EXERCISE AIM => Transcribe the bus trip piece below, without changes, beginning at the words "Amar bagging bananas" and stopping after "I’m headed home.".

PASSAGE TO READ =>
☆ ☆ ☆

Author: Amar Dev Dhindsa

Air Conditioned Nightmare

Air Conditioned Nightmare
Australia
Photos and text by Amar Dev Dhindsa

Monday 1:30pm – Darwin Bus Stop










Amar bagging bananas

Bagging bananas



The air is thick and warm, like pea and ham soup. Beads of sweat trickle down my chest as I sit in the shade of a tree and wait for the bus. Destination: Melbourne. Distance: 3742 kilometres. Direction: South.

I had run out of money and had already travelled nearly eight or nine thousand kilometres in the last two months. I could stay and work but the thought of another farm job was enough to drive me out of town. Mangoes, bananas, asparagus, lychees, blueberries, grapes, melons, tomatoes…you name it, I’ve picked it. Enough was enough. I’m headed home.

The bus is being loaded and so is the nicotine. The smokers stand around and inhale with the desperation of the condemned. They are trying their best to get as much nicotine aboard before they have to get aboard. Nostrils flare as dragon-like plumes of smoke emerge. Winnie Blues, Horizon 50s, Marlboro.

A group of five kids hanging around. I just hope none of them end up sitting near me. The only thing worse than having to make inane conversation is a kid screaming in a confined space.

☆ ☆ ☆

GIVEN DATA =>
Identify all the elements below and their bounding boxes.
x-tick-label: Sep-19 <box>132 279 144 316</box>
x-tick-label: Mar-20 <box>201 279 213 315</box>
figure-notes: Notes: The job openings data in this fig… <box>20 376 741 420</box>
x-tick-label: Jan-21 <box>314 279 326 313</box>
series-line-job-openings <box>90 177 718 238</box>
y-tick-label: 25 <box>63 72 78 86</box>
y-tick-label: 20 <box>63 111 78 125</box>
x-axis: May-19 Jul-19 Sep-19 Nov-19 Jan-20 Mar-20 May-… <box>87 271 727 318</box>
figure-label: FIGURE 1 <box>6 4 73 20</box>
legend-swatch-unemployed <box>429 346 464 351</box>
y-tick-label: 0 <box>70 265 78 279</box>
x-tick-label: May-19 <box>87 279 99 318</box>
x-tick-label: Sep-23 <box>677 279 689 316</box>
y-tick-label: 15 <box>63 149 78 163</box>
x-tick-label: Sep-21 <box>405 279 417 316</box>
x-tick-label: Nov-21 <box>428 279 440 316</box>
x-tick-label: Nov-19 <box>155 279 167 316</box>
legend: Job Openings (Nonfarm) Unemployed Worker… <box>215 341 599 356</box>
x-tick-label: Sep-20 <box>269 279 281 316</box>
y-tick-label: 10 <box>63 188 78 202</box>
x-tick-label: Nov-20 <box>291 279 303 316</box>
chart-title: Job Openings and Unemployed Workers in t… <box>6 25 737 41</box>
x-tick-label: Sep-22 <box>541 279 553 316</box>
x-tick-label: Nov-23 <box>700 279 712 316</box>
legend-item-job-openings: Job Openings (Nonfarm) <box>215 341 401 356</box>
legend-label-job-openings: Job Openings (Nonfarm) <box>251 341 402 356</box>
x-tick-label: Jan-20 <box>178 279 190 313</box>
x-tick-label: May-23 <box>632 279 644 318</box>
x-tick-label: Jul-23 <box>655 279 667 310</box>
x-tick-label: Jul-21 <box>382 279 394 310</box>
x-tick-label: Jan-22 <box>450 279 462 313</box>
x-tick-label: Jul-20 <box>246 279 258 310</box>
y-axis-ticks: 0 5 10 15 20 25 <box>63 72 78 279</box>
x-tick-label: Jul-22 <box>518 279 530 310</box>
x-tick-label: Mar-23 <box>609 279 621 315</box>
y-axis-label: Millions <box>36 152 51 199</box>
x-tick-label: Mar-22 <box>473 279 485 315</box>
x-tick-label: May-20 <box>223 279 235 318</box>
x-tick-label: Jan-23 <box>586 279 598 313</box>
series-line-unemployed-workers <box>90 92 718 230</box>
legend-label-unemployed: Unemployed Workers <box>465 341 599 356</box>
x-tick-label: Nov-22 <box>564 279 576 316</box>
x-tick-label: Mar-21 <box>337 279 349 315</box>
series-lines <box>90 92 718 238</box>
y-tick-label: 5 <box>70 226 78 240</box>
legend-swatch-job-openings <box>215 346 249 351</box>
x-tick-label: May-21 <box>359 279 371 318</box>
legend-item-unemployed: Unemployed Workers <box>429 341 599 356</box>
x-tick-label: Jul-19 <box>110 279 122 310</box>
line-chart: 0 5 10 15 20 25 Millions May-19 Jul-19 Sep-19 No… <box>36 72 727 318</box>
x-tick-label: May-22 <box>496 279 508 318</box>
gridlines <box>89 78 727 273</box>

☆ ☆ ☆

WORKED ANSWER =>
Amar bagging bananas

Bagging bananas



The air is thick and warm, like pea and ham soup. Beads of sweat trickle down my chest as I sit in the shade of a tree and wait for the bus. Destination: Melbourne. Distance: 3742 kilometres. Direction: South.

I had run out of money and had already travelled nearly eight or nine thousand kilometres in the last two months. I could stay and work but the thought of another farm job was enough to drive me out of town. Mangoes, bananas, asparagus, lychees, blueberries, grapes, melons, tomatoes…you name it, I’ve picked it. Enough was enough. I’m headed home.